_What you should do_
Go through the entries below and copy each line containing the word "Ctrl".

"""

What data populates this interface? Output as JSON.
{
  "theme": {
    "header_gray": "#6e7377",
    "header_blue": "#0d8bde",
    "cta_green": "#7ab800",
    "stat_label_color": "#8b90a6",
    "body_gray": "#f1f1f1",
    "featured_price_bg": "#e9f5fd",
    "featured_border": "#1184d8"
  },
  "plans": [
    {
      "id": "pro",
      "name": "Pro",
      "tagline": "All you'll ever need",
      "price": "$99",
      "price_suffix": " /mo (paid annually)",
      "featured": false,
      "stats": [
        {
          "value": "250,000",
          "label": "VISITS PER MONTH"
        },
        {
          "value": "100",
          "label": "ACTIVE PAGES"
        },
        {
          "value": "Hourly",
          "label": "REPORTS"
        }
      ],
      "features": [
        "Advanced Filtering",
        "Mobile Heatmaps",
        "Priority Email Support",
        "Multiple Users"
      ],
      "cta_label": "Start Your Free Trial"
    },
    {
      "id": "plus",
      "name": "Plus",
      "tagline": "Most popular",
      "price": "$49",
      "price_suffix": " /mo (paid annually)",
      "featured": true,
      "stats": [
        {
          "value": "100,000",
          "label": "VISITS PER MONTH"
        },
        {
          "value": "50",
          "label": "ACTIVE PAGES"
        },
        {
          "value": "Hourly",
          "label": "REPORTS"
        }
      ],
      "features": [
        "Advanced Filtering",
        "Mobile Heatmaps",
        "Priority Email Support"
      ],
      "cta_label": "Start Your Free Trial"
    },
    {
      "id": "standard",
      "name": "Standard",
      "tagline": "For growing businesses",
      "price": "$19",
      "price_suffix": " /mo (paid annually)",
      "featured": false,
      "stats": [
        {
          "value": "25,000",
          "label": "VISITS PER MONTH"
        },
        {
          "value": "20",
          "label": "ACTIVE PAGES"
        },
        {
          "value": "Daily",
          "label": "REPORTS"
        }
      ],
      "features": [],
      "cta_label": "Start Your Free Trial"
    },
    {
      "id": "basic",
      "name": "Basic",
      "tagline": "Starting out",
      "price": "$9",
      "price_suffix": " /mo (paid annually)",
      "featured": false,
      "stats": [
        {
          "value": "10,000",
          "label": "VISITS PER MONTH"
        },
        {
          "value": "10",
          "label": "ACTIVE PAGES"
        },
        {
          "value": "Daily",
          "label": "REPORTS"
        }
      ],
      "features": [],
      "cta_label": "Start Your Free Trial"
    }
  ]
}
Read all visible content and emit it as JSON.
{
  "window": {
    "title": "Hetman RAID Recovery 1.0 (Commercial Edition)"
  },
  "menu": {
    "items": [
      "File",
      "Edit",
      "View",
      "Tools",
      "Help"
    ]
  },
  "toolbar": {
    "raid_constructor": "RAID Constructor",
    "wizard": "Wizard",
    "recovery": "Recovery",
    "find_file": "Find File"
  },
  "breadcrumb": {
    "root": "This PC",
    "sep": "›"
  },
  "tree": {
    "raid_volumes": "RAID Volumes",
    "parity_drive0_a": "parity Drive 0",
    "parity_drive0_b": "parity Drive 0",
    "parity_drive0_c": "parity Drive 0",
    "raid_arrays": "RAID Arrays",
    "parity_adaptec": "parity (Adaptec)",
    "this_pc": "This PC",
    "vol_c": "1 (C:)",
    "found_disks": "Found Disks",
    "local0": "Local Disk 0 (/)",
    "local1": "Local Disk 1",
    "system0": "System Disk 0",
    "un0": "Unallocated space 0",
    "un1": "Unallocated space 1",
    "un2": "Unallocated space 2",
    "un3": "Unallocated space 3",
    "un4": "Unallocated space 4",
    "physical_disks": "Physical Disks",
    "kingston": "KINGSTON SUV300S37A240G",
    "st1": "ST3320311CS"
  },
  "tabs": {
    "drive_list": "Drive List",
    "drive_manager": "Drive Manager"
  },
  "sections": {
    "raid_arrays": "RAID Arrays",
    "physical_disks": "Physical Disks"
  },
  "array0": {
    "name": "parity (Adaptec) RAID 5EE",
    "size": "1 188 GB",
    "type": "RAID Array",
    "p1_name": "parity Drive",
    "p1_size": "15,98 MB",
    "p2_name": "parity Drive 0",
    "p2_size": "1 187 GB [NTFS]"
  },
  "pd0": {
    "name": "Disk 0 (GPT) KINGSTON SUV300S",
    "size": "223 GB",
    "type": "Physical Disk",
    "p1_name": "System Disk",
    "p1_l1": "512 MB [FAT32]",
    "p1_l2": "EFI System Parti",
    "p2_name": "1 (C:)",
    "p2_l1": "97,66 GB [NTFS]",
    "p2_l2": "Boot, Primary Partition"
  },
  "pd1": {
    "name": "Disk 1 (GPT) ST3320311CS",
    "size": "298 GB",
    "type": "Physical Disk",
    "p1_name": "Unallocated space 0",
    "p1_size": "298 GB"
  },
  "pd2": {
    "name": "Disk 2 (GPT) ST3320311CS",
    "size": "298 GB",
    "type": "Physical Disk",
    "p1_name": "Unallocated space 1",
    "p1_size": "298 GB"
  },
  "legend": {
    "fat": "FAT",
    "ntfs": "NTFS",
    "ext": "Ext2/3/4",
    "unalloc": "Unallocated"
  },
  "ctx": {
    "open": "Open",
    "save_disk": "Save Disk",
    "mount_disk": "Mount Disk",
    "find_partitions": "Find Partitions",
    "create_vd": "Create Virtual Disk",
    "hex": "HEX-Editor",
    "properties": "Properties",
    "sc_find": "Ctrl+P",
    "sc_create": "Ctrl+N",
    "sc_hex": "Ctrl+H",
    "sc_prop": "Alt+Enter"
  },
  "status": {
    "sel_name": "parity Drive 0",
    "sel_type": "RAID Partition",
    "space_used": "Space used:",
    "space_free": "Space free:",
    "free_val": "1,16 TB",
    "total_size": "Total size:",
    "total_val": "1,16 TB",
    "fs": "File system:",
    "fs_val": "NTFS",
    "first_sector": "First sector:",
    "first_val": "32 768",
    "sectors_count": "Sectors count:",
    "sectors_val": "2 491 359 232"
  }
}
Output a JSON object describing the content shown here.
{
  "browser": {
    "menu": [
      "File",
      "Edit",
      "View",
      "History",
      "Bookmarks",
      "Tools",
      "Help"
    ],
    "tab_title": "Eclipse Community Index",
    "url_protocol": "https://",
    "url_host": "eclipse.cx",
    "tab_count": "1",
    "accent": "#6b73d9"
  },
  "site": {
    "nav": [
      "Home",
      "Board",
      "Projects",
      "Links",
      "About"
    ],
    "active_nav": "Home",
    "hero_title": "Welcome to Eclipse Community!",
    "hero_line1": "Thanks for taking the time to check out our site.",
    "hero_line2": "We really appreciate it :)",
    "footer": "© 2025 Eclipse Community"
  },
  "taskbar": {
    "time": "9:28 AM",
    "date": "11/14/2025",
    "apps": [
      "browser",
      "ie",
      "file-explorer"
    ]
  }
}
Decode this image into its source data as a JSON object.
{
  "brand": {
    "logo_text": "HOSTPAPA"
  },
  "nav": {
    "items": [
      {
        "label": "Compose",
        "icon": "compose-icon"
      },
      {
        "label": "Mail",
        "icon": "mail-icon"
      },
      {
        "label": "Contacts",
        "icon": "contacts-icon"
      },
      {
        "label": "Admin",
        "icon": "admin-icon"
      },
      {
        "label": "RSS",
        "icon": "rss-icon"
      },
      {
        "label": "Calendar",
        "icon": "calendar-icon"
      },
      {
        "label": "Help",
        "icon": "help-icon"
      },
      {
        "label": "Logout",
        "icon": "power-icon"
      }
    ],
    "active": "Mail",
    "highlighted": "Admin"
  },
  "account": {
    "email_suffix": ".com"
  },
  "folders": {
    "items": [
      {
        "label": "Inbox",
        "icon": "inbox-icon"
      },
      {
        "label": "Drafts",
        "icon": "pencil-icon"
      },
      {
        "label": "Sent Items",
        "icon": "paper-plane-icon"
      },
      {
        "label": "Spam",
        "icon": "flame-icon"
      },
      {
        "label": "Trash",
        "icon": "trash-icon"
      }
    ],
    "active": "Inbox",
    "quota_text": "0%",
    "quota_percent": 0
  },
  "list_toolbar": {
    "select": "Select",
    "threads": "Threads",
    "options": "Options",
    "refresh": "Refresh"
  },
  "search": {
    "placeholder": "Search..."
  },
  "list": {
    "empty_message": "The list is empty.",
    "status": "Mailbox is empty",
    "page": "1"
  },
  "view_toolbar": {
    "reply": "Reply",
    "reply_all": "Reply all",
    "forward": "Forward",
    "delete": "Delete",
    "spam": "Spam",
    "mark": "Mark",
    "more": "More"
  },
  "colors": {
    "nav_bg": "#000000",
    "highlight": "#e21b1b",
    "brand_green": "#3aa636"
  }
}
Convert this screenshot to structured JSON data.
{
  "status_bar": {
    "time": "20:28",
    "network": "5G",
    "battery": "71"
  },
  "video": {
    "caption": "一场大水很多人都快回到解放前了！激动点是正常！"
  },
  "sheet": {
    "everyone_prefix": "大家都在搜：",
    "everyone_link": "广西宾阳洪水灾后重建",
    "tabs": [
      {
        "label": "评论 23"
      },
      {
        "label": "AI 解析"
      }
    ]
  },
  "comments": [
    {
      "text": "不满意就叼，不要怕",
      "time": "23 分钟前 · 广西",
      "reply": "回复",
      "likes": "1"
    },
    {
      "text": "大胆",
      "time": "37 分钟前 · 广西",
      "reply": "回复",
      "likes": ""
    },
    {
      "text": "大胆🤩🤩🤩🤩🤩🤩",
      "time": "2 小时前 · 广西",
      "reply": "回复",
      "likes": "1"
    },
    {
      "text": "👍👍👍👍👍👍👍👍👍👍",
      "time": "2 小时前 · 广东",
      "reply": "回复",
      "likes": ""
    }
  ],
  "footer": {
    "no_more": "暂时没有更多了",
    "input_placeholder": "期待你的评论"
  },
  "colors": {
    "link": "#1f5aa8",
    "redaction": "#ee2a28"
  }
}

"""

_Exercise solution_
    "sc_find": "Ctrl+P",
    "sc_create": "Ctrl+N",
    "sc_hex": "Ctrl+H",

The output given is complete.